• _Given data_:
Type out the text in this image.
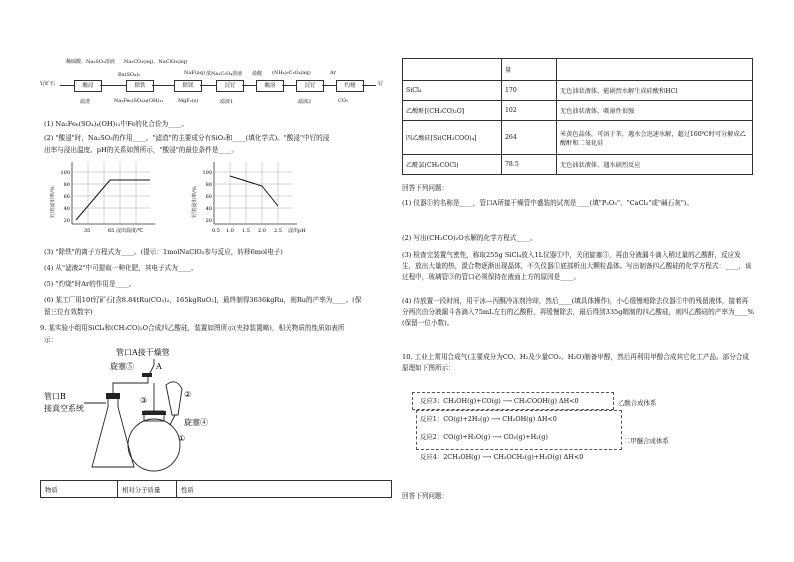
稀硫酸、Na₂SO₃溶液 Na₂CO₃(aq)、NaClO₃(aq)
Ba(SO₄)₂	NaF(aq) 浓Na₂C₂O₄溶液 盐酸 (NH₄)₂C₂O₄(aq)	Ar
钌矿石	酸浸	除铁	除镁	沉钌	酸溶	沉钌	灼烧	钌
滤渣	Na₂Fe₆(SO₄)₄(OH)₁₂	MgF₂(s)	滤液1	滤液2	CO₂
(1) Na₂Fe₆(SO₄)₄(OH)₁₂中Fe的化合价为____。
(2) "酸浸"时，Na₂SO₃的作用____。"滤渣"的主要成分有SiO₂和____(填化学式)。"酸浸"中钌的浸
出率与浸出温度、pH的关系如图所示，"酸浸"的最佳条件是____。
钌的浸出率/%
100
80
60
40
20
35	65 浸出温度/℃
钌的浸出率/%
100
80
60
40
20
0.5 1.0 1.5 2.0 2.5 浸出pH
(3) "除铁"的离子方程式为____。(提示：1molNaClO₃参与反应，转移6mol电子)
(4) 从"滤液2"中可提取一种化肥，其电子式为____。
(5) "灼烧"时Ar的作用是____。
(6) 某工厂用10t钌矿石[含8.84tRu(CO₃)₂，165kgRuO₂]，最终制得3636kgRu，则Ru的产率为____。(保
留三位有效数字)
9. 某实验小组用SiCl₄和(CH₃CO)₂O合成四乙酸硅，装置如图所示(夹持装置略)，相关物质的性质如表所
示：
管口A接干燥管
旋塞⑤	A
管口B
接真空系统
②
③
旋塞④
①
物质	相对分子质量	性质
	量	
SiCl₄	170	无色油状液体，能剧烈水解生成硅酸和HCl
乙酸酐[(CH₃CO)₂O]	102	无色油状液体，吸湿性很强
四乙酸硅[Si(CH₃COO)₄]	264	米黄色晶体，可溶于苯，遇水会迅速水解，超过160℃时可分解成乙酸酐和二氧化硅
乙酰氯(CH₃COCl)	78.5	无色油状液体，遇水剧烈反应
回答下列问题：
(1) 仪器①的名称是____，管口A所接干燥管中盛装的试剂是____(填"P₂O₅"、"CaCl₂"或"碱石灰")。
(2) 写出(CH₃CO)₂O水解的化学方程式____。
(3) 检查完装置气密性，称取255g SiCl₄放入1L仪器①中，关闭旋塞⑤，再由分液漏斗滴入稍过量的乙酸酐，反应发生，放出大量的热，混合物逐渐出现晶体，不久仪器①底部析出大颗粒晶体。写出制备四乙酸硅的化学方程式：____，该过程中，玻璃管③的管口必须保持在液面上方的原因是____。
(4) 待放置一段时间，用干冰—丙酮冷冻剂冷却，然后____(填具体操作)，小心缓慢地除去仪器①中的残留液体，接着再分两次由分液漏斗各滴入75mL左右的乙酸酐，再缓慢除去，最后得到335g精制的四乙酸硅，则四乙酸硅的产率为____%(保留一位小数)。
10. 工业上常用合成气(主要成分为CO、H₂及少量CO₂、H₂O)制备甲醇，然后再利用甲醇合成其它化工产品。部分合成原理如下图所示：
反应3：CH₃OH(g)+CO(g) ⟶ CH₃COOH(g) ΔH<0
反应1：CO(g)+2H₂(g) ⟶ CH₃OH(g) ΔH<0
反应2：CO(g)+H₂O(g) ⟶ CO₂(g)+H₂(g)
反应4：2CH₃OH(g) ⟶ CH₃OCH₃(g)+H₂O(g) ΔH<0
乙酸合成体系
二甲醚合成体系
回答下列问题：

• _Stated exercise_: Reproduce all the records verbatim, excluding images.

• _The solution_:
Type out the text in this image.
稀硫酸、Na₂SO₃溶液 Na₂CO₃(aq)、NaClO₃(aq)
Ba(SO₄)₂	NaF(aq) 浓Na₂C₂O₄溶液 盐酸 (NH₄)₂C₂O₄(aq)	Ar
钌矿石	酸浸	除铁	除镁	沉钌	酸溶	沉钌	灼烧	钌
滤渣	Na₂Fe₆(SO₄)₄(OH)₁₂	MgF₂(s)	滤液1	滤液2	CO₂
(1) Na₂Fe₆(SO₄)₄(OH)₁₂中Fe的化合价为____。
(2) "酸浸"时，Na₂SO₃的作用____。"滤渣"的主要成分有SiO₂和____(填化学式)。"酸浸"中钌的浸
出率与浸出温度、pH的关系如图所示，"酸浸"的最佳条件是____。
钌的浸出率/%
100
80
60
40
20
35	65 浸出温度/℃
钌的浸出率/%
100
80
60
40
20
0.5 1.0 1.5 2.0 2.5 浸出pH
(3) "除铁"的离子方程式为____。(提示：1molNaClO₃参与反应，转移6mol电子)
(4) 从"滤液2"中可提取一种化肥，其电子式为____。
(5) "灼烧"时Ar的作用是____。
(6) 某工厂用10t钌矿石[含8.84tRu(CO₃)₂，165kgRuO₂]，最终制得3636kgRu，则Ru的产率为____。(保
留三位有效数字)
9. 某实验小组用SiCl₄和(CH₃CO)₂O合成四乙酸硅，装置如图所示(夹持装置略)，相关物质的性质如表所
示：
管口A接干燥管
旋塞⑤	A
管口B
接真空系统
②
③
旋塞④
①
物质	相对分子质量	性质
	量	
SiCl₄	170	无色油状液体，能剧烈水解生成硅酸和HCl
乙酸酐[(CH₃CO)₂O]	102	无色油状液体，吸湿性很强
四乙酸硅[Si(CH₃COO)₄]	264	米黄色晶体，可溶于苯，遇水会迅速水解，超过160℃时可分解成乙酸酐和二氧化硅
乙酰氯(CH₃COCl)	78.5	无色油状液体，遇水剧烈反应
回答下列问题：
(1) 仪器①的名称是____，管口A所接干燥管中盛装的试剂是____(填"P₂O₅"、"CaCl₂"或"碱石灰")。
(2) 写出(CH₃CO)₂O水解的化学方程式____。
(3) 检查完装置气密性，称取255g SiCl₄放入1L仪器①中，关闭旋塞⑤，再由分液漏斗滴入稍过量的乙酸酐，反应发生，放出大量的热，混合物逐渐出现晶体，不久仪器①底部析出大颗粒晶体。写出制备四乙酸硅的化学方程式：____，该过程中，玻璃管③的管口必须保持在液面上方的原因是____。
(4) 待放置一段时间，用干冰—丙酮冷冻剂冷却，然后____(填具体操作)，小心缓慢地除去仪器①中的残留液体，接着再分两次由分液漏斗各滴入75mL左右的乙酸酐，再缓慢除去，最后得到335g精制的四乙酸硅，则四乙酸硅的产率为____%(保留一位小数)。
10. 工业上常用合成气(主要成分为CO、H₂及少量CO₂、H₂O)制备甲醇，然后再利用甲醇合成其它化工产品。部分合成原理如下图所示：
反应3：CH₃OH(g)+CO(g) ⟶ CH₃COOH(g) ΔH<0
反应1：CO(g)+2H₂(g) ⟶ CH₃OH(g) ΔH<0
反应2：CO(g)+H₂O(g) ⟶ CO₂(g)+H₂(g)
反应4：2CH₃OH(g) ⟶ CH₃OCH₃(g)+H₂O(g) ΔH<0
乙酸合成体系
二甲醚合成体系
回答下列问题：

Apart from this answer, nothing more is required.